What the exercise asks ->
For each line below that includes the word "available", make a copy.
>> begin Material for the task
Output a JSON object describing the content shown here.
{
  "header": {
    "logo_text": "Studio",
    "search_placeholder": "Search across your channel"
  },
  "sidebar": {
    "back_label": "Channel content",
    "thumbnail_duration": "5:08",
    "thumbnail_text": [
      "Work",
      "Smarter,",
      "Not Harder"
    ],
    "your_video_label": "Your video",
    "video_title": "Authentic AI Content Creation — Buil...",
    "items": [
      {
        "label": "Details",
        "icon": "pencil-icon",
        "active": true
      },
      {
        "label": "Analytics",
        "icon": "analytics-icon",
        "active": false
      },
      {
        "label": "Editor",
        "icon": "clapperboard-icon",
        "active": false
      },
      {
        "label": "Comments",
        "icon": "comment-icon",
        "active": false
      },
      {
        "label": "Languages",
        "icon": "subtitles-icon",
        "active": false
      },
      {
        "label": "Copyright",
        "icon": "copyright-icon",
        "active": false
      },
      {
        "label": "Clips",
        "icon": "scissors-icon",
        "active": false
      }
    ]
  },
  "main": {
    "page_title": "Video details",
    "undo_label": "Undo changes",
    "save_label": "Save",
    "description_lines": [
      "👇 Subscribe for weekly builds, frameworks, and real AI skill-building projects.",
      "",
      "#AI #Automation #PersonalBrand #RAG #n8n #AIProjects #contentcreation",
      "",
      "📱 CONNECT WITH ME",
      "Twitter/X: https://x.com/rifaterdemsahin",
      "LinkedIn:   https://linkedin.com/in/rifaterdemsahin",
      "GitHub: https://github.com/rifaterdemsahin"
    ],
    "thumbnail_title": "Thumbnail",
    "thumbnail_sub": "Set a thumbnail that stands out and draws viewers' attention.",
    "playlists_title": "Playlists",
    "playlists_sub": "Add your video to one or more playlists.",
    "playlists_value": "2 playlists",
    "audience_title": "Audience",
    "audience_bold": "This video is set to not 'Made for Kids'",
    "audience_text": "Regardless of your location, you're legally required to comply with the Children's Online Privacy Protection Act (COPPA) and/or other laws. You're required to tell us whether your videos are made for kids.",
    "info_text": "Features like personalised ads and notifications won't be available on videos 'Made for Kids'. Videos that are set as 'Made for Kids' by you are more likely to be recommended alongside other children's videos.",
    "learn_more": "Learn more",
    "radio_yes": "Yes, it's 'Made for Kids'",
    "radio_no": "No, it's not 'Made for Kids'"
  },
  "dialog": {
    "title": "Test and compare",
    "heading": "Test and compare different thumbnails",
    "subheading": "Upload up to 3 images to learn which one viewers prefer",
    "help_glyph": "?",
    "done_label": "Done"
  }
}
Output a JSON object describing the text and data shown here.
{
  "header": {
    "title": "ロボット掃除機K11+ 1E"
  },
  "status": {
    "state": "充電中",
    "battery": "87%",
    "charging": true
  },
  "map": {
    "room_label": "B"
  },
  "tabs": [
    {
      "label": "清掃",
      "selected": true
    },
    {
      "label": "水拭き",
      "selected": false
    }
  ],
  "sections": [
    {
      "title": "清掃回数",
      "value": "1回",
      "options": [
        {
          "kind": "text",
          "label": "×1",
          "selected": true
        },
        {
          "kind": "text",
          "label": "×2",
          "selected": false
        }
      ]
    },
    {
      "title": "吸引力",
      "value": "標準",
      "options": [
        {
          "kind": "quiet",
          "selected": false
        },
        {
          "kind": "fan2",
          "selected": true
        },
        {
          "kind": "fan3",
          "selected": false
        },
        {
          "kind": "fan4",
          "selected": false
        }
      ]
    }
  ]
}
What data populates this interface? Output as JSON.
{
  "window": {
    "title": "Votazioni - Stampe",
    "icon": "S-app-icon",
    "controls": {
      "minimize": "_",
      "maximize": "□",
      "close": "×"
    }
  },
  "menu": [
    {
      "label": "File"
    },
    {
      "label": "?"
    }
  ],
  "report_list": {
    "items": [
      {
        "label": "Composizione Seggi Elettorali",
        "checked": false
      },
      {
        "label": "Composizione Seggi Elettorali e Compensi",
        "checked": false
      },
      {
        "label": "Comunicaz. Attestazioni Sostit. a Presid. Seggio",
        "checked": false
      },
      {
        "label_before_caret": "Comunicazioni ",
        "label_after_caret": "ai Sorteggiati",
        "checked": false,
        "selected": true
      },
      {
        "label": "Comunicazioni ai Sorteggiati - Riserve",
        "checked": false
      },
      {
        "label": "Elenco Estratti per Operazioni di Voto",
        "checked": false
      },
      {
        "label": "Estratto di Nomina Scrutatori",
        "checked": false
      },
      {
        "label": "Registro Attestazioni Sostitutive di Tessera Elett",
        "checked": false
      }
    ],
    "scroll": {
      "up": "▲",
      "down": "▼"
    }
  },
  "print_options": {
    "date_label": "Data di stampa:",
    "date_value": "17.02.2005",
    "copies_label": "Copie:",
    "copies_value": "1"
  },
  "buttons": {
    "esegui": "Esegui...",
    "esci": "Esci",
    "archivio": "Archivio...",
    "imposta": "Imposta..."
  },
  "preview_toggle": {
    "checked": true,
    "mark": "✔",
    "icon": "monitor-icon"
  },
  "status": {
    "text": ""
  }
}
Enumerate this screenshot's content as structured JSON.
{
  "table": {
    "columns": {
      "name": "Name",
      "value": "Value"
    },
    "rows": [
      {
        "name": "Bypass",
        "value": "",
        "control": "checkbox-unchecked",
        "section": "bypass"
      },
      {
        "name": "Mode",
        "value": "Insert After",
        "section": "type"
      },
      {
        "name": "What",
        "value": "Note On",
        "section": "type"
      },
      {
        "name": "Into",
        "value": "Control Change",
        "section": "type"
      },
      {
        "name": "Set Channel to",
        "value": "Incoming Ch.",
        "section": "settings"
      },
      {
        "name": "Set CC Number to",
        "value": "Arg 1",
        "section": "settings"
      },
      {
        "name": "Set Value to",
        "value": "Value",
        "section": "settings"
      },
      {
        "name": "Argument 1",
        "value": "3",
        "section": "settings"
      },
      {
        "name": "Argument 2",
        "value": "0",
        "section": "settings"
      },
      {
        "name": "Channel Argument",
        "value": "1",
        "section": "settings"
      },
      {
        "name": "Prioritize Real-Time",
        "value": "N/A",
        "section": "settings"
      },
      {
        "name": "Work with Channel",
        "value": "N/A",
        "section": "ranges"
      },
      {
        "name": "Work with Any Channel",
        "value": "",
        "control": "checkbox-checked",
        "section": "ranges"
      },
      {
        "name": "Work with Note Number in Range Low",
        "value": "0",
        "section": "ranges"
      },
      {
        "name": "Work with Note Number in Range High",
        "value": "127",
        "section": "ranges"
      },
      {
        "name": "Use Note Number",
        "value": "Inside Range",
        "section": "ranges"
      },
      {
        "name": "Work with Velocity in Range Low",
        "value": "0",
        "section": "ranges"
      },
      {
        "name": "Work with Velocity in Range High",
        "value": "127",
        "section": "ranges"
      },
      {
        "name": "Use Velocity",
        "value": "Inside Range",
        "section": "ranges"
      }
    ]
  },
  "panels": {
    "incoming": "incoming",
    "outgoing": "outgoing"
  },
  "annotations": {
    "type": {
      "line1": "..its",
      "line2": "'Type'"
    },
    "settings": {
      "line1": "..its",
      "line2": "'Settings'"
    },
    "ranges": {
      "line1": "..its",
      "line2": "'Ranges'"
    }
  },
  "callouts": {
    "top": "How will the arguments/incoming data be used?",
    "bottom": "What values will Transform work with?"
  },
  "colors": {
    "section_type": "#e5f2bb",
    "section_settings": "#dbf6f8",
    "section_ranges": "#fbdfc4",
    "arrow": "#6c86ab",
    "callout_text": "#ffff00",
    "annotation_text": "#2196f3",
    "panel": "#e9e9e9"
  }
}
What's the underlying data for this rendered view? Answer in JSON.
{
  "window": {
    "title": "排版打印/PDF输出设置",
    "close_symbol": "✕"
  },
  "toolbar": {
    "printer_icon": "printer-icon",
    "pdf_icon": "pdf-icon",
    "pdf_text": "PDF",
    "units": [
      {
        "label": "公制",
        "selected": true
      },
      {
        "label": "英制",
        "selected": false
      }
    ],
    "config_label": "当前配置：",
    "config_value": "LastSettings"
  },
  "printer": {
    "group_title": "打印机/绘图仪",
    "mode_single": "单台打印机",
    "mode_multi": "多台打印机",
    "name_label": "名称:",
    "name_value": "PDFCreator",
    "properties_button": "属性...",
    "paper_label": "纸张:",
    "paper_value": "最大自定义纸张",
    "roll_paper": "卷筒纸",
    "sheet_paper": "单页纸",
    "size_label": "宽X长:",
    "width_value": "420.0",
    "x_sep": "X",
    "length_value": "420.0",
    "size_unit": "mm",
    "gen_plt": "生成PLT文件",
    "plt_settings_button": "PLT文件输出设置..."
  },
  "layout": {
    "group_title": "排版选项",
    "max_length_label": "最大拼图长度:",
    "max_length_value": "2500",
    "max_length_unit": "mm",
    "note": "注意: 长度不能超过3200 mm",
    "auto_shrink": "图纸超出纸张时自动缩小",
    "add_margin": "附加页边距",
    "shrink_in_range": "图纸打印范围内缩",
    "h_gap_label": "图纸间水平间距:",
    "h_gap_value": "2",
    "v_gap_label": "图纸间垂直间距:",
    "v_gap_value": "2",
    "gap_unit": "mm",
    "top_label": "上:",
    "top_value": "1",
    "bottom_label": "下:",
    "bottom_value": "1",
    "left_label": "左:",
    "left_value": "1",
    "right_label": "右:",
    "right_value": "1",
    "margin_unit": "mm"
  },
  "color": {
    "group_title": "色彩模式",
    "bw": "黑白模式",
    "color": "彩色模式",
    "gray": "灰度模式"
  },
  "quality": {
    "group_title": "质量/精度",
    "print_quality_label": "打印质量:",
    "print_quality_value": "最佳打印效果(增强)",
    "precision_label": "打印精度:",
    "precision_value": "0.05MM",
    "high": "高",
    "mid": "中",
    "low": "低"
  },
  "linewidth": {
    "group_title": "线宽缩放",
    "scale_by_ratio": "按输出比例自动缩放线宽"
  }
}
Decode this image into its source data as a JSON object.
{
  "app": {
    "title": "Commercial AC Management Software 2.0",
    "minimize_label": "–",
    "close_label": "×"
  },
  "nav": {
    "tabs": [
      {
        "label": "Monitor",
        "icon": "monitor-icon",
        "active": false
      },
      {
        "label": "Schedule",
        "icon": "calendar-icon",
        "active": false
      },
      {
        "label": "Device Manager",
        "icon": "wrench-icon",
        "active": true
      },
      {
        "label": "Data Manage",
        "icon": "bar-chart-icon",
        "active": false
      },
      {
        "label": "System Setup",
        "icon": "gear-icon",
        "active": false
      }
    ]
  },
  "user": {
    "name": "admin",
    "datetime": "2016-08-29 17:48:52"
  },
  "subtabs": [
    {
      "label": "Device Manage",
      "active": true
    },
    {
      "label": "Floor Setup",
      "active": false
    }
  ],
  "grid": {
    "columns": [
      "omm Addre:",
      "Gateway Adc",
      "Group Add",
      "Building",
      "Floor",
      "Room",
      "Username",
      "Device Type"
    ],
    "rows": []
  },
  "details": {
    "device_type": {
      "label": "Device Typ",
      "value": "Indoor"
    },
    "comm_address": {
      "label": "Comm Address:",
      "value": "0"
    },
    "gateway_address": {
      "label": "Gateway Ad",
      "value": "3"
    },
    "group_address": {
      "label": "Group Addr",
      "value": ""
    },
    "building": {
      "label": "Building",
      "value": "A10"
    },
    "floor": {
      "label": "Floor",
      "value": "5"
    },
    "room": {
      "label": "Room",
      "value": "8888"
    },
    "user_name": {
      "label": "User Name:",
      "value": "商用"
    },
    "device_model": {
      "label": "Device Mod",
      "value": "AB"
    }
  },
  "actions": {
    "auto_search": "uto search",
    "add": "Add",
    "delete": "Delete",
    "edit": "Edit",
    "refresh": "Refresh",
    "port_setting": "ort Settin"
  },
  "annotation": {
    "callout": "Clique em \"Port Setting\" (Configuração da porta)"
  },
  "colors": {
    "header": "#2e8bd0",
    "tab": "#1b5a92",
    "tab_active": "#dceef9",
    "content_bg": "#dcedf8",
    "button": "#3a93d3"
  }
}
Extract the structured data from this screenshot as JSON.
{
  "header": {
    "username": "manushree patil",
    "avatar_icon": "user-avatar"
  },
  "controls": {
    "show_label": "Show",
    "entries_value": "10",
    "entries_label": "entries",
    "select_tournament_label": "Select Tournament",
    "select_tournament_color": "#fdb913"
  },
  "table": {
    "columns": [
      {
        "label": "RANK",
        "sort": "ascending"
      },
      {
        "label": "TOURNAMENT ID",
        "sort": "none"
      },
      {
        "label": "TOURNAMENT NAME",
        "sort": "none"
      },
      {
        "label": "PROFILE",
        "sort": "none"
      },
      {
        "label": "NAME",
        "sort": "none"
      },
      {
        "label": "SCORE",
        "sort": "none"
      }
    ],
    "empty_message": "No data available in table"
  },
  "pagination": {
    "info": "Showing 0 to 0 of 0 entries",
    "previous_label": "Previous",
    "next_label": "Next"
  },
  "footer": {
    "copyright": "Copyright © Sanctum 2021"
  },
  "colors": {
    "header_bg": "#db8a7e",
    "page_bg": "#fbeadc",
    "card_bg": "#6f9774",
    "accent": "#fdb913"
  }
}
>> end Material for the task
Task output ->
    "info_text": "Features like personalised ads and notifications won't be available on videos 'Made for Kids'. Videos that are set as 'Made for Kids' by you are more likely to be recommended alongside other children's videos.",
    "empty_message": "No data available in table"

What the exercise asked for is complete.